#### RECORDS TO USE
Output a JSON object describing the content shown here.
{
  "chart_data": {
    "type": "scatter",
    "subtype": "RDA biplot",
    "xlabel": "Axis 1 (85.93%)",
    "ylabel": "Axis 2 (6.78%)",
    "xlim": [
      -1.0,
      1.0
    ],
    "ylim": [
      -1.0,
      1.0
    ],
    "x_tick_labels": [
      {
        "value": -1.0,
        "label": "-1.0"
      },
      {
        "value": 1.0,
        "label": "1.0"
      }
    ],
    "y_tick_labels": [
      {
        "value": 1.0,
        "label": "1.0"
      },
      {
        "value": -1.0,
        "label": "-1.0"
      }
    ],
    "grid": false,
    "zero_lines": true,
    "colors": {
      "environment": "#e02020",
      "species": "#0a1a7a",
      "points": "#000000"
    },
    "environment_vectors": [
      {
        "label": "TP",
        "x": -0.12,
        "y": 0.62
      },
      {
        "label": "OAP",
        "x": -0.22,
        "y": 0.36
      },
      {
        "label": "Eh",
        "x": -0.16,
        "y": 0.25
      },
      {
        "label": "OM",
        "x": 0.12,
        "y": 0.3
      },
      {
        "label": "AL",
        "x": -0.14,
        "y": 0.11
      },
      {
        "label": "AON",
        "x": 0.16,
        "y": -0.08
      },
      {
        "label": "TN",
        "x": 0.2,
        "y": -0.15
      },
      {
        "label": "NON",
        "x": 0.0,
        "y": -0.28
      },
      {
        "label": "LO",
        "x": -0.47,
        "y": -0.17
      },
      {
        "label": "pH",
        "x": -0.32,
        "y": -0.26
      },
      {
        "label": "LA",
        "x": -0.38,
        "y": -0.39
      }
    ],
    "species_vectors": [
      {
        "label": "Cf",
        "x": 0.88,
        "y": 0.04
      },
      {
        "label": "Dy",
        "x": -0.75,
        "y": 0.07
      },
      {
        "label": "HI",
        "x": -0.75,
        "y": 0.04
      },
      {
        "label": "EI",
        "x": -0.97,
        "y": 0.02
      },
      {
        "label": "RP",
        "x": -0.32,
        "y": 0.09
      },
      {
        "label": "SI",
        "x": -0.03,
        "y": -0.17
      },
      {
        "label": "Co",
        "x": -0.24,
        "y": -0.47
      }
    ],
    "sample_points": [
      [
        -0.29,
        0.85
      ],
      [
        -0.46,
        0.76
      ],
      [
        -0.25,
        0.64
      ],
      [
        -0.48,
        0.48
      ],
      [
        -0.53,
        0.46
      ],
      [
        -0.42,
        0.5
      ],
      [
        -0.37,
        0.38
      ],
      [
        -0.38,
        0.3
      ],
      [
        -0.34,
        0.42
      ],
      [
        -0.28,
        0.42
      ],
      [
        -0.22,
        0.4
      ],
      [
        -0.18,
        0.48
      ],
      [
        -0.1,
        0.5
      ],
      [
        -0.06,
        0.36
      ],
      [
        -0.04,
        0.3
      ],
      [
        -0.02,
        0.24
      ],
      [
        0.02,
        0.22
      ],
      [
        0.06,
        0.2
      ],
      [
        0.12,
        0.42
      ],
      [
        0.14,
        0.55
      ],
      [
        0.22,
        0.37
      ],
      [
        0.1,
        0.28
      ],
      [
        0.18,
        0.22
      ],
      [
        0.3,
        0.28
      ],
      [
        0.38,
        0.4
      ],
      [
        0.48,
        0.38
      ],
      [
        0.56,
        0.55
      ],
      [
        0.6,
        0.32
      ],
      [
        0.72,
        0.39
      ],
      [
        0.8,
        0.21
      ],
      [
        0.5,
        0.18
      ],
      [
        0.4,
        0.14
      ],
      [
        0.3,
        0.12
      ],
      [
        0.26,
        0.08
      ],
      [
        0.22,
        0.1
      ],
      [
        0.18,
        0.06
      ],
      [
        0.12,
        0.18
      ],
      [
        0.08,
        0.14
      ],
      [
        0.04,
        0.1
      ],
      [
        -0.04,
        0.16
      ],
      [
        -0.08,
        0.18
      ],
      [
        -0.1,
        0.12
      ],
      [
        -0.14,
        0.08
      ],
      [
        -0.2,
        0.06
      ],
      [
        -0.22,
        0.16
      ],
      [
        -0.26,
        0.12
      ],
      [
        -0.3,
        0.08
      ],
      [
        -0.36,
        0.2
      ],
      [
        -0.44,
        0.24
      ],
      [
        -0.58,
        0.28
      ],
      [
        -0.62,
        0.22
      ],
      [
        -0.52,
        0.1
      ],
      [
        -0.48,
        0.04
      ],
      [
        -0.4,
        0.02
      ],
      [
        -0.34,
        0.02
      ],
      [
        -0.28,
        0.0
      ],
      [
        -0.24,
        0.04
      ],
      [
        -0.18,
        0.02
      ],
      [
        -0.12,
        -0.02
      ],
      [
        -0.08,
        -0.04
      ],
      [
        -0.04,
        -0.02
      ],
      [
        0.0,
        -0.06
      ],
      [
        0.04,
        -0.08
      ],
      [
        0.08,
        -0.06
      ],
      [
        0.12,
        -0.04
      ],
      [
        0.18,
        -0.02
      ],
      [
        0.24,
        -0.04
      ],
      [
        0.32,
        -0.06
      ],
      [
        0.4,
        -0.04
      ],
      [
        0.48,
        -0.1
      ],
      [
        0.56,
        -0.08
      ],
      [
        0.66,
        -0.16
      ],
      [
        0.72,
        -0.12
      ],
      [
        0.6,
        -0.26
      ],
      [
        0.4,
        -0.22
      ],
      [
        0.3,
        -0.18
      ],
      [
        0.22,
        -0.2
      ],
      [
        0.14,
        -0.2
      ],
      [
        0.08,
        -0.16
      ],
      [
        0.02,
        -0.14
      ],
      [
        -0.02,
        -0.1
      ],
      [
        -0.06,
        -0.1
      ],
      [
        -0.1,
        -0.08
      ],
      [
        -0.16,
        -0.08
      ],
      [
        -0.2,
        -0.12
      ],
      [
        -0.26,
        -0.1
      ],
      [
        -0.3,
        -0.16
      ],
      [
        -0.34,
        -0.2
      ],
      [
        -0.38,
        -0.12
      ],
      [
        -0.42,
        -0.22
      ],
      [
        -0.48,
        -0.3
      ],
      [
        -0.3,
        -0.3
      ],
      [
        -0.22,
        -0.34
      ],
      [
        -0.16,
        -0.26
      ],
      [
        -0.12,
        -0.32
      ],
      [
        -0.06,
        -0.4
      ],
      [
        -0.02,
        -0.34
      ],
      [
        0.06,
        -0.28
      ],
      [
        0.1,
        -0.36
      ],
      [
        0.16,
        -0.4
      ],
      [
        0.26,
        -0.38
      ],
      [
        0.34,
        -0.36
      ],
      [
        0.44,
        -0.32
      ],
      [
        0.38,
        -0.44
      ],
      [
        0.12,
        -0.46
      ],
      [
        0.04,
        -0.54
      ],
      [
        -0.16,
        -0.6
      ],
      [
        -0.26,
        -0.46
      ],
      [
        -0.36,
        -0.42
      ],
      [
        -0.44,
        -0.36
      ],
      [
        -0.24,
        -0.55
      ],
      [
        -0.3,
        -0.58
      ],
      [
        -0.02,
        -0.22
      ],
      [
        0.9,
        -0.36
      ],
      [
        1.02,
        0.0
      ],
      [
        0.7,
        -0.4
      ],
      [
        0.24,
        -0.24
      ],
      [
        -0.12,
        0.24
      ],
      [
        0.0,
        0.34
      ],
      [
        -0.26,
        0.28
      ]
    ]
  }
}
########
- SET EXERCISE -
Every line of the material must be returned exactly as it appears.

- EXPECTED OUTPUT -
Output a JSON object describing the content shown here.
{
  "chart_data": {
    "type": "scatter",
    "subtype": "RDA biplot",
    "xlabel": "Axis 1 (85.93%)",
    "ylabel": "Axis 2 (6.78%)",
    "xlim": [
      -1.0,
      1.0
    ],
    "ylim": [
      -1.0,
      1.0
    ],
    "x_tick_labels": [
      {
        "value": -1.0,
        "label": "-1.0"
      },
      {
        "value": 1.0,
        "label": "1.0"
      }
    ],
    "y_tick_labels": [
      {
        "value": 1.0,
        "label": "1.0"
      },
      {
        "value": -1.0,
        "label": "-1.0"
      }
    ],
    "grid": false,
    "zero_lines": true,
    "colors": {
      "environment": "#e02020",
      "species": "#0a1a7a",
      "points": "#000000"
    },
    "environment_vectors": [
      {
        "label": "TP",
        "x": -0.12,
        "y": 0.62
      },
      {
        "label": "OAP",
        "x": -0.22,
        "y": 0.36
      },
      {
        "label": "Eh",
        "x": -0.16,
        "y": 0.25
      },
      {
        "label": "OM",
        "x": 0.12,
        "y": 0.3
      },
      {
        "label": "AL",
        "x": -0.14,
        "y": 0.11
      },
      {
        "label": "AON",
        "x": 0.16,
        "y": -0.08
      },
      {
        "label": "TN",
        "x": 0.2,
        "y": -0.15
      },
      {
        "label": "NON",
        "x": 0.0,
        "y": -0.28
      },
      {
        "label": "LO",
        "x": -0.47,
        "y": -0.17
      },
      {
        "label": "pH",
        "x": -0.32,
        "y": -0.26
      },
      {
        "label": "LA",
        "x": -0.38,
        "y": -0.39
      }
    ],
    "species_vectors": [
      {
        "label": "Cf",
        "x": 0.88,
        "y": 0.04
      },
      {
        "label": "Dy",
        "x": -0.75,
        "y": 0.07
      },
      {
        "label": "HI",
        "x": -0.75,
        "y": 0.04
      },
      {
        "label": "EI",
        "x": -0.97,
        "y": 0.02
      },
      {
        "label": "RP",
        "x": -0.32,
        "y": 0.09
      },
      {
        "label": "SI",
        "x": -0.03,
        "y": -0.17
      },
      {
        "label": "Co",
        "x": -0.24,
        "y": -0.47
      }
    ],
    "sample_points": [
      [
        -0.29,
        0.85
      ],
      [
        -0.46,
        0.76
      ],
      [
        -0.25,
        0.64
      ],
      [
        -0.48,
        0.48
      ],
      [
        -0.53,
        0.46
      ],
      [
        -0.42,
        0.5
      ],
      [
        -0.37,
        0.38
      ],
      [
        -0.38,
        0.3
      ],
      [
        -0.34,
        0.42
      ],
      [
        -0.28,
        0.42
      ],
      [
        -0.22,
        0.4
      ],
      [
        -0.18,
        0.48
      ],
      [
        -0.1,
        0.5
      ],
      [
        -0.06,
        0.36
      ],
      [
        -0.04,
        0.3
      ],
      [
        -0.02,
        0.24
      ],
      [
        0.02,
        0.22
      ],
      [
        0.06,
        0.2
      ],
      [
        0.12,
        0.42
      ],
      [
        0.14,
        0.55
      ],
      [
        0.22,
        0.37
      ],
      [
        0.1,
        0.28
      ],
      [
        0.18,
        0.22
      ],
      [
        0.3,
        0.28
      ],
      [
        0.38,
        0.4
      ],
      [
        0.48,
        0.38
      ],
      [
        0.56,
        0.55
      ],
      [
        0.6,
        0.32
      ],
      [
        0.72,
        0.39
      ],
      [
        0.8,
        0.21
      ],
      [
        0.5,
        0.18
      ],
      [
        0.4,
        0.14
      ],
      [
        0.3,
        0.12
      ],
      [
        0.26,
        0.08
      ],
      [
        0.22,
        0.1
      ],
      [
        0.18,
        0.06
      ],
      [
        0.12,
        0.18
      ],
      [
        0.08,
        0.14
      ],
      [
        0.04,
        0.1
      ],
      [
        -0.04,
        0.16
      ],
      [
        -0.08,
        0.18
      ],
      [
        -0.1,
        0.12
      ],
      [
        -0.14,
        0.08
      ],
      [
        -0.2,
        0.06
      ],
      [
        -0.22,
        0.16
      ],
      [
        -0.26,
        0.12
      ],
      [
        -0.3,
        0.08
      ],
      [
        -0.36,
        0.2
      ],
      [
        -0.44,
        0.24
      ],
      [
        -0.58,
        0.28
      ],
      [
        -0.62,
        0.22
      ],
      [
        -0.52,
        0.1
      ],
      [
        -0.48,
        0.04
      ],
      [
        -0.4,
        0.02
      ],
      [
        -0.34,
        0.02
      ],
      [
        -0.28,
        0.0
      ],
      [
        -0.24,
        0.04
      ],
      [
        -0.18,
        0.02
      ],
      [
        -0.12,
        -0.02
      ],
      [
        -0.08,
        -0.04
      ],
      [
        -0.04,
        -0.02
      ],
      [
        0.0,
        -0.06
      ],
      [
        0.04,
        -0.08
      ],
      [
        0.08,
        -0.06
      ],
      [
        0.12,
        -0.04
      ],
      [
        0.18,
        -0.02
      ],
      [
        0.24,
        -0.04
      ],
      [
        0.32,
        -0.06
      ],
      [
        0.4,
        -0.04
      ],
      [
        0.48,
        -0.1
      ],
      [
        0.56,
        -0.08
      ],
      [
        0.66,
        -0.16
      ],
      [
        0.72,
        -0.12
      ],
      [
        0.6,
        -0.26
      ],
      [
        0.4,
        -0.22
      ],
      [
        0.3,
        -0.18
      ],
      [
        0.22,
        -0.2
      ],
      [
        0.14,
        -0.2
      ],
      [
        0.08,
        -0.16
      ],
      [
        0.02,
        -0.14
      ],
      [
        -0.02,
        -0.1
      ],
      [
        -0.06,
        -0.1
      ],
      [
        -0.1,
        -0.08
      ],
      [
        -0.16,
        -0.08
      ],
      [
        -0.2,
        -0.12
      ],
      [
        -0.26,
        -0.1
      ],
      [
        -0.3,
        -0.16
      ],
      [
        -0.34,
        -0.2
      ],
      [
        -0.38,
        -0.12
      ],
      [
        -0.42,
        -0.22
      ],
      [
        -0.48,
        -0.3
      ],
      [
        -0.3,
        -0.3
      ],
      [
        -0.22,
        -0.34
      ],
      [
        -0.16,
        -0.26
      ],
      [
        -0.12,
        -0.32
      ],
      [
        -0.06,
        -0.4
      ],
      [
        -0.02,
        -0.34
      ],
      [
        0.06,
        -0.28
      ],
      [
        0.1,
        -0.36
      ],
      [
        0.16,
        -0.4
      ],
      [
        0.26,
        -0.38
      ],
      [
        0.34,
        -0.36
      ],
      [
        0.44,
        -0.32
      ],
      [
        0.38,
        -0.44
      ],
      [
        0.12,
        -0.46
      ],
      [
        0.04,
        -0.54
      ],
      [
        -0.16,
        -0.6
      ],
      [
        -0.26,
        -0.46
      ],
      [
        -0.36,
        -0.42
      ],
      [
        -0.44,
        -0.36
      ],
      [
        -0.24,
        -0.55
      ],
      [
        -0.3,
        -0.58
      ],
      [
        -0.02,
        -0.22
      ],
      [
        0.9,
        -0.36
      ],
      [
        1.02,
        0.0
      ],
      [
        0.7,
        -0.4
      ],
      [
        0.24,
        -0.24
      ],
      [
        -0.12,
        0.24
      ],
      [
        0.0,
        0.34
      ],
      [
        -0.26,
        0.28
      ]
    ]
  }
}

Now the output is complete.